Input material:
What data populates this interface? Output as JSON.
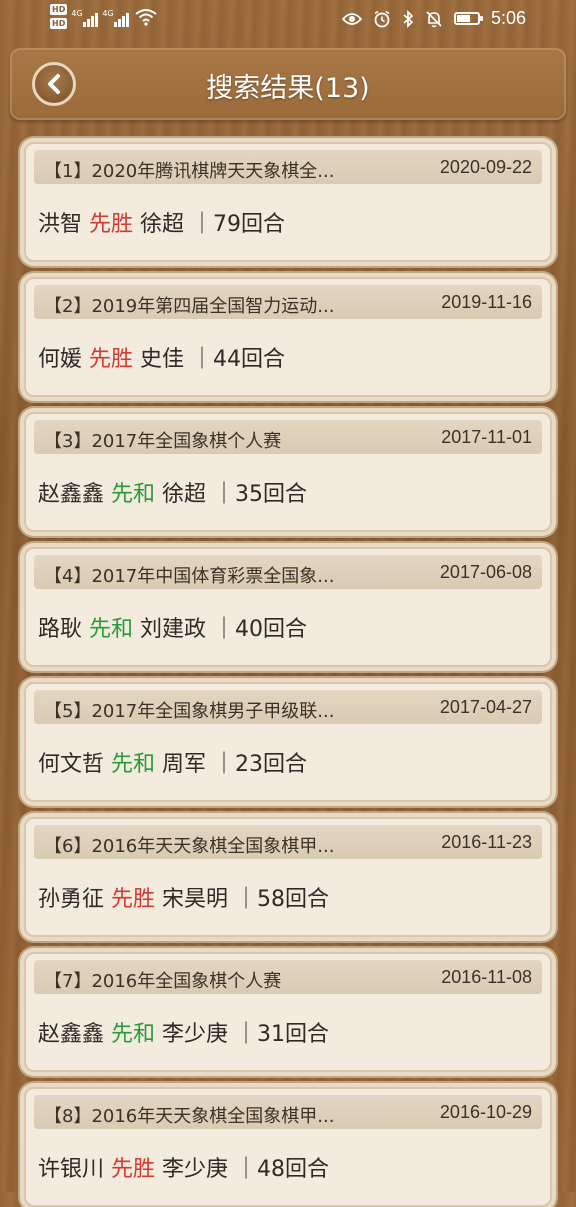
{
  "status_bar": {
    "hd1": "HD",
    "hd2": "HD",
    "signal1_label": "4G",
    "signal2_label": "4G",
    "time": "5:06",
    "battery_level": 0.65
  },
  "header": {
    "title": "搜索结果(13)",
    "back_icon": "chevron-left-icon"
  },
  "colors": {
    "win": "#d23a32",
    "draw": "#2a9a3a"
  },
  "games": [
    {
      "title": "【1】2020年腾讯棋牌天天象棋全...",
      "date": "2020-09-22",
      "red": "洪智",
      "result": "先胜",
      "black": "徐超",
      "moves": "｜79回合"
    },
    {
      "title": "【2】2019年第四届全国智力运动...",
      "date": "2019-11-16",
      "red": "何媛",
      "result": "先胜",
      "black": "史佳",
      "moves": "｜44回合"
    },
    {
      "title": "【3】2017年全国象棋个人赛",
      "date": "2017-11-01",
      "red": "赵鑫鑫",
      "result": "先和",
      "black": "徐超",
      "moves": "｜35回合"
    },
    {
      "title": "【4】2017年中国体育彩票全国象...",
      "date": "2017-06-08",
      "red": "路耿",
      "result": "先和",
      "black": "刘建政",
      "moves": "｜40回合"
    },
    {
      "title": "【5】2017年全国象棋男子甲级联...",
      "date": "2017-04-27",
      "red": "何文哲",
      "result": "先和",
      "black": "周军",
      "moves": "｜23回合"
    },
    {
      "title": "【6】2016年天天象棋全国象棋甲...",
      "date": "2016-11-23",
      "red": "孙勇征",
      "result": "先胜",
      "black": "宋昊明",
      "moves": "｜58回合"
    },
    {
      "title": "【7】2016年全国象棋个人赛",
      "date": "2016-11-08",
      "red": "赵鑫鑫",
      "result": "先和",
      "black": "李少庚",
      "moves": "｜31回合"
    },
    {
      "title": "【8】2016年天天象棋全国象棋甲...",
      "date": "2016-10-29",
      "red": "许银川",
      "result": "先胜",
      "black": "李少庚",
      "moves": "｜48回合"
    }
  ]
}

What is needed: From the entries above, output every line exactly and omit any image.

Written response:
What data populates this interface? Output as JSON.
{
  "status_bar": {
    "hd1": "HD",
    "hd2": "HD",
    "signal1_label": "4G",
    "signal2_label": "4G",
    "time": "5:06",
    "battery_level": 0.65
  },
  "header": {
    "title": "搜索结果(13)",
    "back_icon": "chevron-left-icon"
  },
  "colors": {
    "win": "#d23a32",
    "draw": "#2a9a3a"
  },
  "games": [
    {
      "title": "【1】2020年腾讯棋牌天天象棋全...",
      "date": "2020-09-22",
      "red": "洪智",
      "result": "先胜",
      "black": "徐超",
      "moves": "｜79回合"
    },
    {
      "title": "【2】2019年第四届全国智力运动...",
      "date": "2019-11-16",
      "red": "何媛",
      "result": "先胜",
      "black": "史佳",
      "moves": "｜44回合"
    },
    {
      "title": "【3】2017年全国象棋个人赛",
      "date": "2017-11-01",
      "red": "赵鑫鑫",
      "result": "先和",
      "black": "徐超",
      "moves": "｜35回合"
    },
    {
      "title": "【4】2017年中国体育彩票全国象...",
      "date": "2017-06-08",
      "red": "路耿",
      "result": "先和",
      "black": "刘建政",
      "moves": "｜40回合"
    },
    {
      "title": "【5】2017年全国象棋男子甲级联...",
      "date": "2017-04-27",
      "red": "何文哲",
      "result": "先和",
      "black": "周军",
      "moves": "｜23回合"
    },
    {
      "title": "【6】2016年天天象棋全国象棋甲...",
      "date": "2016-11-23",
      "red": "孙勇征",
      "result": "先胜",
      "black": "宋昊明",
      "moves": "｜58回合"
    },
    {
      "title": "【7】2016年全国象棋个人赛",
      "date": "2016-11-08",
      "red": "赵鑫鑫",
      "result": "先和",
      "black": "李少庚",
      "moves": "｜31回合"
    },
    {
      "title": "【8】2016年天天象棋全国象棋甲...",
      "date": "2016-10-29",
      "red": "许银川",
      "result": "先胜",
      "black": "李少庚",
      "moves": "｜48回合"
    }
  ]
}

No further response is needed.